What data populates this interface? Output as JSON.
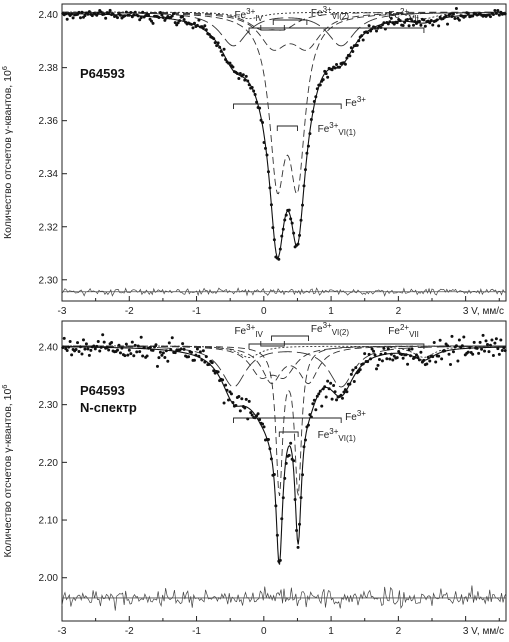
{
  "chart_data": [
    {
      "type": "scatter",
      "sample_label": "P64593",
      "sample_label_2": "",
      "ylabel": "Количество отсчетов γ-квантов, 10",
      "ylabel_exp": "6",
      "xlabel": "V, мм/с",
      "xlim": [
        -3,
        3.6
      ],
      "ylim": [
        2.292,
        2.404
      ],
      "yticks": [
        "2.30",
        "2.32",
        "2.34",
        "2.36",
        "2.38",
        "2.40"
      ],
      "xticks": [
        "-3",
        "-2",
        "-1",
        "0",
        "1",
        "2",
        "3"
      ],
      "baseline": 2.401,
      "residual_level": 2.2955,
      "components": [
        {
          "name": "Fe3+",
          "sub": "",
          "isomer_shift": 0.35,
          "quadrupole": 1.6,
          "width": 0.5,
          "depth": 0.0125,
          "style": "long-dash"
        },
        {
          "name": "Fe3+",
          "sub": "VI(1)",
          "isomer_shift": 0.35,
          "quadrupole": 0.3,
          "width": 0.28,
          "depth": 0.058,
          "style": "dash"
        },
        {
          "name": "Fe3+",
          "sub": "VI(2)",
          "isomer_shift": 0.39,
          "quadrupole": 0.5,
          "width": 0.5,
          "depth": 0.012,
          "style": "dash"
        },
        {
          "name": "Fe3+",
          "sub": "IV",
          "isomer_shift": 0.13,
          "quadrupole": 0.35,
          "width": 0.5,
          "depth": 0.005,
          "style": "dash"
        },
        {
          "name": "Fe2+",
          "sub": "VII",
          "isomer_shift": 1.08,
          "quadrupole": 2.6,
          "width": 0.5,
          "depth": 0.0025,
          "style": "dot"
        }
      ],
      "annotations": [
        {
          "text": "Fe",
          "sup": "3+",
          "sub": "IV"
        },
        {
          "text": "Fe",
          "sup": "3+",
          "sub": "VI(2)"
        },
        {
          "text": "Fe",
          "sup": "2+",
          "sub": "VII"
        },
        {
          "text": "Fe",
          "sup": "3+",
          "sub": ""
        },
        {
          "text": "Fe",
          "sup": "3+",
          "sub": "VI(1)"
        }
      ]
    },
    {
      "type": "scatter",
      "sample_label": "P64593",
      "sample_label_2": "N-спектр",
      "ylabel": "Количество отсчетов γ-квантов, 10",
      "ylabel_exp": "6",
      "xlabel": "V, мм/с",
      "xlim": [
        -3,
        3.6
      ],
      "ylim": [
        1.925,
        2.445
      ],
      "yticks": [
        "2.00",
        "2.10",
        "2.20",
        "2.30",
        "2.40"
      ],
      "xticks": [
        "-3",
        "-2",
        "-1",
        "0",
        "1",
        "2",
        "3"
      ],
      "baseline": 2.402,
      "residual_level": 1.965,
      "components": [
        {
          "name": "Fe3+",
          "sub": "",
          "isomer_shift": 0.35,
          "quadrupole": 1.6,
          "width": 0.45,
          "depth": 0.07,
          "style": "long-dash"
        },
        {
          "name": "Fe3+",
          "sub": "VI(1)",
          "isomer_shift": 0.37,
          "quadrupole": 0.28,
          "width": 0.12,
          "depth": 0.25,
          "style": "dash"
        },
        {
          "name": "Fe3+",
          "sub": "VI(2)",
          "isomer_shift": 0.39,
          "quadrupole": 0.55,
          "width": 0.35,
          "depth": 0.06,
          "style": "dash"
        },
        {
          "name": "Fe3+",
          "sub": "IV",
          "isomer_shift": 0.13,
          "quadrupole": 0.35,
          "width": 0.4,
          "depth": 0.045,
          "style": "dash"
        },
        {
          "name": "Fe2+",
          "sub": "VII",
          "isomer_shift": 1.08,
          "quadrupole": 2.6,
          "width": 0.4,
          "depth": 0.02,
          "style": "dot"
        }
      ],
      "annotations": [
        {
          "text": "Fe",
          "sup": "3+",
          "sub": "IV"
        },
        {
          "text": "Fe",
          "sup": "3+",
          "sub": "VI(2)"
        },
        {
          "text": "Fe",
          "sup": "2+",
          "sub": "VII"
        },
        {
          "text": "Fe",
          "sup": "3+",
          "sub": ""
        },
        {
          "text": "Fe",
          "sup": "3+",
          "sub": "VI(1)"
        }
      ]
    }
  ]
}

■ ■ ■

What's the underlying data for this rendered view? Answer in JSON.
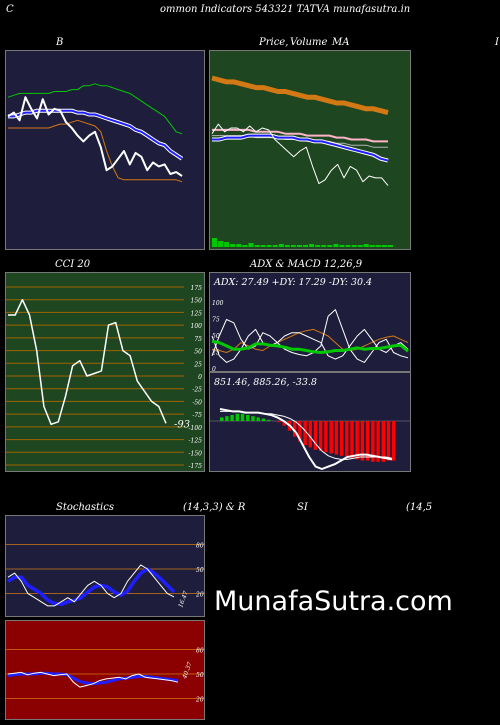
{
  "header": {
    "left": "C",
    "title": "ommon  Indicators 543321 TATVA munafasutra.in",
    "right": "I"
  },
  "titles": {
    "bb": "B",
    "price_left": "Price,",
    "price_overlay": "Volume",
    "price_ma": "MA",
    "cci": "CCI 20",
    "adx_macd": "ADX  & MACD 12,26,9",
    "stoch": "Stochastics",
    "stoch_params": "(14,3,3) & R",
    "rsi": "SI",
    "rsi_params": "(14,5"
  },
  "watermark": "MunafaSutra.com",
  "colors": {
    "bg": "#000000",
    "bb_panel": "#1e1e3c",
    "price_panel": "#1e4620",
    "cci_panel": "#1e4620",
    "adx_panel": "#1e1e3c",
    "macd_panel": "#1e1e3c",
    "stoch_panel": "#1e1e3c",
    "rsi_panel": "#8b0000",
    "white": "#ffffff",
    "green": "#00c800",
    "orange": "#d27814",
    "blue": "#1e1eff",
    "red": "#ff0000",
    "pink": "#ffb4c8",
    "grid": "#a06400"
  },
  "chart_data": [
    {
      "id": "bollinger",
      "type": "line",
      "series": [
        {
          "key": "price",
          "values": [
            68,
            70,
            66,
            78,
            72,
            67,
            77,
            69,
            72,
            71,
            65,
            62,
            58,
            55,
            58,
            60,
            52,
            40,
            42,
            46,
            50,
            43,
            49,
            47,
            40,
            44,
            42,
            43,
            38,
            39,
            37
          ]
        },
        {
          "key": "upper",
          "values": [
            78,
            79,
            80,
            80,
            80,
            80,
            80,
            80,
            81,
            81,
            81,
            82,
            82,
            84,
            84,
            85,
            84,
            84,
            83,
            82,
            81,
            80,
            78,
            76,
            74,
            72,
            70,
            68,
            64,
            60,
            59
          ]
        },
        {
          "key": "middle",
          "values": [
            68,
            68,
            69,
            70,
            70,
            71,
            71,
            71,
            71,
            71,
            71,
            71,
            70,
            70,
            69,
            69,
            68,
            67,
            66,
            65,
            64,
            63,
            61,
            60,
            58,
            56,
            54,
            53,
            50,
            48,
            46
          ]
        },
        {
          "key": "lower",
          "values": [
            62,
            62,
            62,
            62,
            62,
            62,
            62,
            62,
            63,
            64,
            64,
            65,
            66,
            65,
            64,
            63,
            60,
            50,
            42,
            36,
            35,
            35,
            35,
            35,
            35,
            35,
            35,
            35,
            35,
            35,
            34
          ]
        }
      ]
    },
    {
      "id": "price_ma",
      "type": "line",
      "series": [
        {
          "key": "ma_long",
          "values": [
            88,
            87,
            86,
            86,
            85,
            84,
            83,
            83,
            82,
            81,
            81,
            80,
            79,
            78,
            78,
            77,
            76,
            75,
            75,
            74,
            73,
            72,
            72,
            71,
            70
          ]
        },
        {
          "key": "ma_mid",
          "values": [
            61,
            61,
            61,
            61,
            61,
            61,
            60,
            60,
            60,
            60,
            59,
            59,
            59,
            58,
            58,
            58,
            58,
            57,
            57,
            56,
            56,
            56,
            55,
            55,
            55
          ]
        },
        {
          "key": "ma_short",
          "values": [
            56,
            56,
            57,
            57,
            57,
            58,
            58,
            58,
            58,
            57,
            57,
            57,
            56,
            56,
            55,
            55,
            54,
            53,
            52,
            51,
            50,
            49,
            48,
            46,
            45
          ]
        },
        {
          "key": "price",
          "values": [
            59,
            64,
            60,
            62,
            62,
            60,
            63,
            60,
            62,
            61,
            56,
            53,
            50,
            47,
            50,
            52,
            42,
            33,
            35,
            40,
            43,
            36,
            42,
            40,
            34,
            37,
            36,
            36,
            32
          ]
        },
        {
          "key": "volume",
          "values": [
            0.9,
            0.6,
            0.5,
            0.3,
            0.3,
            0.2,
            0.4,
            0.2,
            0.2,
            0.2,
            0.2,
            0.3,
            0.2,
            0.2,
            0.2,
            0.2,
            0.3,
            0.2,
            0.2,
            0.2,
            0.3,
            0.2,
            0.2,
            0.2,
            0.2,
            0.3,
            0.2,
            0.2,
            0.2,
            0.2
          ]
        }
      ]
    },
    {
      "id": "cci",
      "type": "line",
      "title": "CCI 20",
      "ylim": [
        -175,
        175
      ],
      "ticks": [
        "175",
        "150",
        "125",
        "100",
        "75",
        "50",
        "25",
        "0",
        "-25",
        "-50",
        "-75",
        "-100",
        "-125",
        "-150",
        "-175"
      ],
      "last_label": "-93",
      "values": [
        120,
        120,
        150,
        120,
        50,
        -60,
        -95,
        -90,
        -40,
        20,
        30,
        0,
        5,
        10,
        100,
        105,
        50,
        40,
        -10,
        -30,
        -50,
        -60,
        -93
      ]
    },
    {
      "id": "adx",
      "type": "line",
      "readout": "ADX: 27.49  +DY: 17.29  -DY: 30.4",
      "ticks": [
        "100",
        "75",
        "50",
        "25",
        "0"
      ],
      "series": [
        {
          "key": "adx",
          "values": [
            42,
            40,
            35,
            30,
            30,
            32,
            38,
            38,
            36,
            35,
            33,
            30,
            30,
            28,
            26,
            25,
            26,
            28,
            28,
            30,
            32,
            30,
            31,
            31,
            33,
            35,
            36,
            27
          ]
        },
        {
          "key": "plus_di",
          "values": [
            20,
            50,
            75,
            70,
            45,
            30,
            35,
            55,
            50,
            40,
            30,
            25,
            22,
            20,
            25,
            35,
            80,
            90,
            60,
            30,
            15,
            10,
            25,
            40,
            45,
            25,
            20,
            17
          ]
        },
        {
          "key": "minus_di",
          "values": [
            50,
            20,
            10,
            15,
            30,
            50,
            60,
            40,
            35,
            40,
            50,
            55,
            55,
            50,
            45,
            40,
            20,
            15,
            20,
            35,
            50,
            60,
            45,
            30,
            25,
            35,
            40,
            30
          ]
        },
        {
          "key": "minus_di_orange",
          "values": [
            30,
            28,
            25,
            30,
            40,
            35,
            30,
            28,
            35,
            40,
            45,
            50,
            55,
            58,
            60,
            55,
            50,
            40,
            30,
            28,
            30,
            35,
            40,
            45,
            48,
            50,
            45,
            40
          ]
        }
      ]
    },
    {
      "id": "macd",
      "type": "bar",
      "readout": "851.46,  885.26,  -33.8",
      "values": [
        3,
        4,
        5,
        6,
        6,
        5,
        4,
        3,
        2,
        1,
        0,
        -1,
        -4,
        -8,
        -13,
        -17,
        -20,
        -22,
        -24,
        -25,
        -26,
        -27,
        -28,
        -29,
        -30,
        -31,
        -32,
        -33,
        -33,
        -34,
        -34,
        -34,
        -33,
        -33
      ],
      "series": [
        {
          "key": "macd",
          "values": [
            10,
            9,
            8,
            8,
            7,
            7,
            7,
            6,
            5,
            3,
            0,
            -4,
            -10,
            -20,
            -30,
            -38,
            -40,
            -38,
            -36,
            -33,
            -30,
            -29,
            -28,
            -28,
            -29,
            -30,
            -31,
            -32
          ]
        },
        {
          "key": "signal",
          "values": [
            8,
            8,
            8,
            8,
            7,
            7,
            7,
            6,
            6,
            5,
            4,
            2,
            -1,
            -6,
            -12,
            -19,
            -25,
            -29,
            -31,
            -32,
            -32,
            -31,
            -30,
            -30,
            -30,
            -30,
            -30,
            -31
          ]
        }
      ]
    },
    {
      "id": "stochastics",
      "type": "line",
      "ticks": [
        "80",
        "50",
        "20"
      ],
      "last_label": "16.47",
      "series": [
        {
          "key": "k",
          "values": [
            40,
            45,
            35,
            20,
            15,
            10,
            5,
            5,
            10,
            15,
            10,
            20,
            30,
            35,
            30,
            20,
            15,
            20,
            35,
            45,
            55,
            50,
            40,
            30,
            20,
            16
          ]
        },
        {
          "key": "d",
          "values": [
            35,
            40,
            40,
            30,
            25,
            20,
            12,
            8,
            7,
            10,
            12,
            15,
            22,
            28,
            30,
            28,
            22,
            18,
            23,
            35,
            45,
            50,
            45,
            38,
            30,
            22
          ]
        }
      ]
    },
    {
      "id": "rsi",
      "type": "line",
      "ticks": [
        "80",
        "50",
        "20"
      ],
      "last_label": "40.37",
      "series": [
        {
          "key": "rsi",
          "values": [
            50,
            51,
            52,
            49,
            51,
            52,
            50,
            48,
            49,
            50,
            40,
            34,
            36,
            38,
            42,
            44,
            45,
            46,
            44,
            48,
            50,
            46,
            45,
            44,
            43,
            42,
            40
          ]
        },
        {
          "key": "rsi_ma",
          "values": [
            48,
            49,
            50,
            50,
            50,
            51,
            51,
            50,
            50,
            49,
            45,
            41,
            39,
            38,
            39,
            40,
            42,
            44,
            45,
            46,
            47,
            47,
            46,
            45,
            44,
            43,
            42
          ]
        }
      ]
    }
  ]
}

■ ■ ■

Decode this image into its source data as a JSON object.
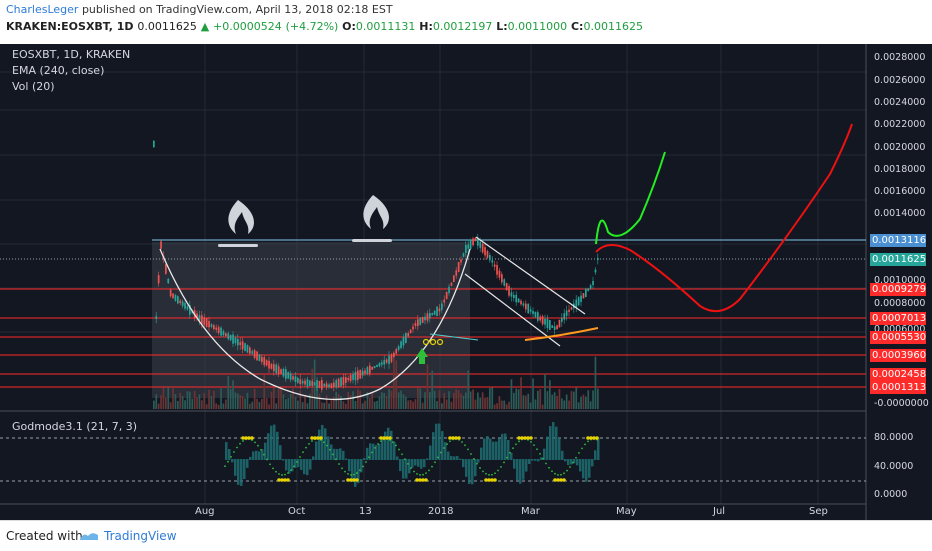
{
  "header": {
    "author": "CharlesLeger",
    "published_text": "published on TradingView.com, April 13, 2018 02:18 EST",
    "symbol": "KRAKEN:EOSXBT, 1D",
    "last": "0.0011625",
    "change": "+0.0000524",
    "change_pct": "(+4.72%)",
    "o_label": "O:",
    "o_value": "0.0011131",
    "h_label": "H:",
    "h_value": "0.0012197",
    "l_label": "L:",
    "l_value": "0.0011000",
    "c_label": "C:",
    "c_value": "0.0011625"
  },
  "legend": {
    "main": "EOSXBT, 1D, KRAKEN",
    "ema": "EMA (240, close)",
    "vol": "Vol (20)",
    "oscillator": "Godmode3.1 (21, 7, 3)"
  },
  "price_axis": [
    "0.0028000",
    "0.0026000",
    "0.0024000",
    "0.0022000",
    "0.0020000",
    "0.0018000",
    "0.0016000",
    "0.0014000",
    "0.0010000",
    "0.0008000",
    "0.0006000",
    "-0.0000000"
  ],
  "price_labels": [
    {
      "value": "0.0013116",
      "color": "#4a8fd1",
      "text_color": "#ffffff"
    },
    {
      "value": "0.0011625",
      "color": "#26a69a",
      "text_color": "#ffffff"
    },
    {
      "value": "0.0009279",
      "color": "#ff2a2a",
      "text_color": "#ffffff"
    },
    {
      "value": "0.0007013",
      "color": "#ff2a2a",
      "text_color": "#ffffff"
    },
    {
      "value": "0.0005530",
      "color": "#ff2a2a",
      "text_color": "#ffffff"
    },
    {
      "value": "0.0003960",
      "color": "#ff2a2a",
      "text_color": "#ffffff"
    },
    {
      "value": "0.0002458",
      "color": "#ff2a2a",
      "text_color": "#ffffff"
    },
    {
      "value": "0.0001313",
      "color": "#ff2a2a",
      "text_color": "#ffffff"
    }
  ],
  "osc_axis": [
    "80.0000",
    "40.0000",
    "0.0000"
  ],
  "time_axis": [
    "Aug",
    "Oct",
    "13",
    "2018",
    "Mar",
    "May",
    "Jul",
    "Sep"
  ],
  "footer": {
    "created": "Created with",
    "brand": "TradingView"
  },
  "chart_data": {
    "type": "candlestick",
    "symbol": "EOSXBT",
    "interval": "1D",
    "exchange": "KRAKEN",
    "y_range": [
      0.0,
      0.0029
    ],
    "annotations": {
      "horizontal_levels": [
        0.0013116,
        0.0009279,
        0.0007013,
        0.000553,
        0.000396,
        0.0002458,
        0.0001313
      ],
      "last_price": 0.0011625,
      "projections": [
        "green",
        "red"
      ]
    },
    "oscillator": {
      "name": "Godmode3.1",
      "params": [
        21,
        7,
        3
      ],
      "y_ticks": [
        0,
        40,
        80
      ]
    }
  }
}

■ ■ ■

▶ Directions
Copy out all lines from the material above that contain the string "oscillator".

▶ Final answer
    "oscillator": "Godmode3.1 (21, 7, 3)"
    "oscillator": {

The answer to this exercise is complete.